**Direction:**
How many of the lines that follow contain the word "this"? Give only the number.

**Data extract:**
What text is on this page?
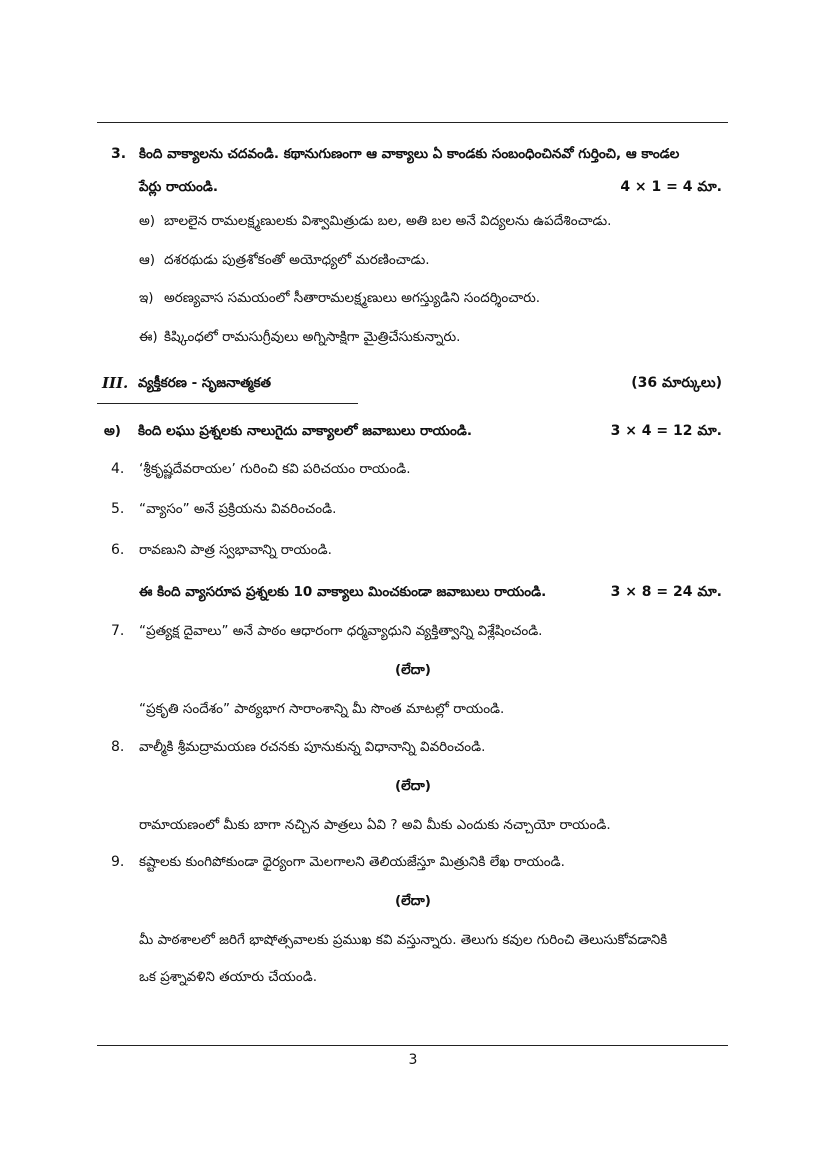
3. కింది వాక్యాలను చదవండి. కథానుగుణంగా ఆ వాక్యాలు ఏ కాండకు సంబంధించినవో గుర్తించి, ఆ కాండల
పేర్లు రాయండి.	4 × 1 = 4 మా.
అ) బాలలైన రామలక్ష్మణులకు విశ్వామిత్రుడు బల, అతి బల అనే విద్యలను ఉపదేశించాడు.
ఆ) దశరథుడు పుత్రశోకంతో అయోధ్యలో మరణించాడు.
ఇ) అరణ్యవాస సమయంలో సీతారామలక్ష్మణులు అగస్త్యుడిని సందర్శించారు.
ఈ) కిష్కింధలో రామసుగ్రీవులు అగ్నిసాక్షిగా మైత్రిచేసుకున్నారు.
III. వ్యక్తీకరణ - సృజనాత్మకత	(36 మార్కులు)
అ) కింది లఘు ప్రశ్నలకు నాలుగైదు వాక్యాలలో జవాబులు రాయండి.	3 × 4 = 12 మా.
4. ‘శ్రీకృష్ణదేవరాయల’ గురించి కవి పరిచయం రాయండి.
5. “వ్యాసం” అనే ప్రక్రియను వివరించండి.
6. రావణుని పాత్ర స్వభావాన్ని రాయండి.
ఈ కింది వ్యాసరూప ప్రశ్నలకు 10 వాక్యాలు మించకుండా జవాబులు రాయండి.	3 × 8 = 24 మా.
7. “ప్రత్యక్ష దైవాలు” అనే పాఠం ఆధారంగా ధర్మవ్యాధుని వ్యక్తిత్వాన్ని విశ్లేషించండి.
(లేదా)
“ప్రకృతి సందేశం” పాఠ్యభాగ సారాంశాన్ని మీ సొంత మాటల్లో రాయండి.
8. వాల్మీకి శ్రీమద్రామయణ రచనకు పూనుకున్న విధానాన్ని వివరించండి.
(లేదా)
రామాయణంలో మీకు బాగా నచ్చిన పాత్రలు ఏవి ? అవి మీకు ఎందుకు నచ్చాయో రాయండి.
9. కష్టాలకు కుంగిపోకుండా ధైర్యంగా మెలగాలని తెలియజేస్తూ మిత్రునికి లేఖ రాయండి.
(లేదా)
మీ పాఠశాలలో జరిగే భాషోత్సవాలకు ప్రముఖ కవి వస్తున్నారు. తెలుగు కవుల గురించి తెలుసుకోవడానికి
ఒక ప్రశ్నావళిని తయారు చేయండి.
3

...

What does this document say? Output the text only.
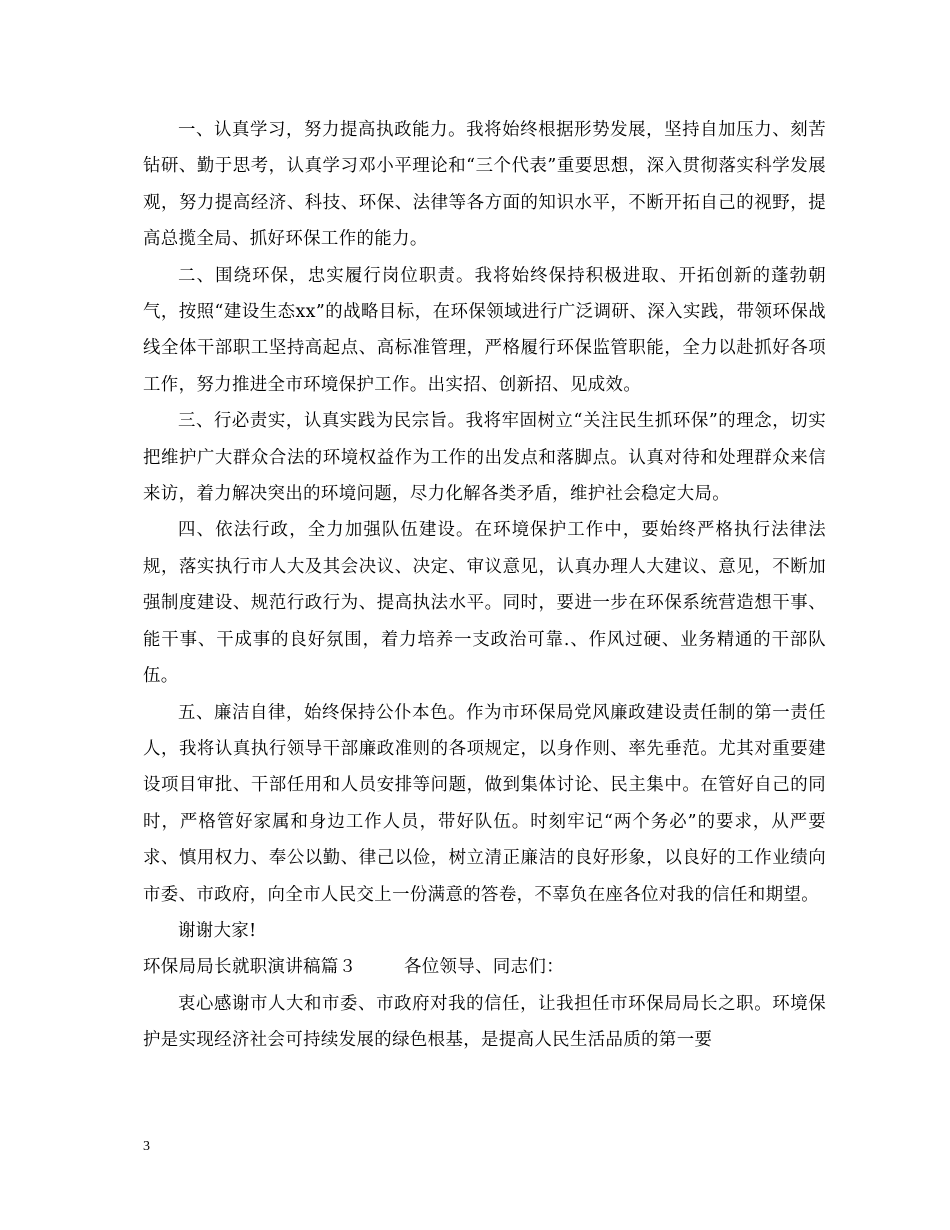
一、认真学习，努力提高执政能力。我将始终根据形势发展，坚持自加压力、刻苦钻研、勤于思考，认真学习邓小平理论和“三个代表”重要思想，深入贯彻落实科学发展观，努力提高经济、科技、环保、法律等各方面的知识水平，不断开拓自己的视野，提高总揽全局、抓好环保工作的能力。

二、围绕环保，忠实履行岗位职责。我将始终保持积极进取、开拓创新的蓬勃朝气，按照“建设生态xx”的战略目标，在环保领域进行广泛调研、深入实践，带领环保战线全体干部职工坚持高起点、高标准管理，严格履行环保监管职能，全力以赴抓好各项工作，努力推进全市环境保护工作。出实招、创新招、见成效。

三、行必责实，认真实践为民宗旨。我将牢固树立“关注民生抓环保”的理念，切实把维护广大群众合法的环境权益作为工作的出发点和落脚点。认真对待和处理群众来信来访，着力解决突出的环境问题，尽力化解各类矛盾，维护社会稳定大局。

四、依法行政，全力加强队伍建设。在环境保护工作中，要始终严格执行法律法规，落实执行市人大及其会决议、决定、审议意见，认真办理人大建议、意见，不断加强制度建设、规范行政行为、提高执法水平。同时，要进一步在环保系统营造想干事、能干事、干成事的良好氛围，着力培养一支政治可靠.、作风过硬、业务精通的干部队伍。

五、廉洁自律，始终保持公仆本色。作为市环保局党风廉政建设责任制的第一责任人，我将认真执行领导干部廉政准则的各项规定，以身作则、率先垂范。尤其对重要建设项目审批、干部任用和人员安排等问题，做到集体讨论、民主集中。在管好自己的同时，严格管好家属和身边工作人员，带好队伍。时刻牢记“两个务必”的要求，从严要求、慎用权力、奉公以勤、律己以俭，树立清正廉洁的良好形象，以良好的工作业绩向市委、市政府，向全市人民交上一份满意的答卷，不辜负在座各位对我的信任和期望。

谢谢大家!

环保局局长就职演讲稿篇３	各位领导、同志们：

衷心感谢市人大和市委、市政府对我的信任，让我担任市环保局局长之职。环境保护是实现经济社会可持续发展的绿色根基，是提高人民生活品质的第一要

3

**Written answer:**
2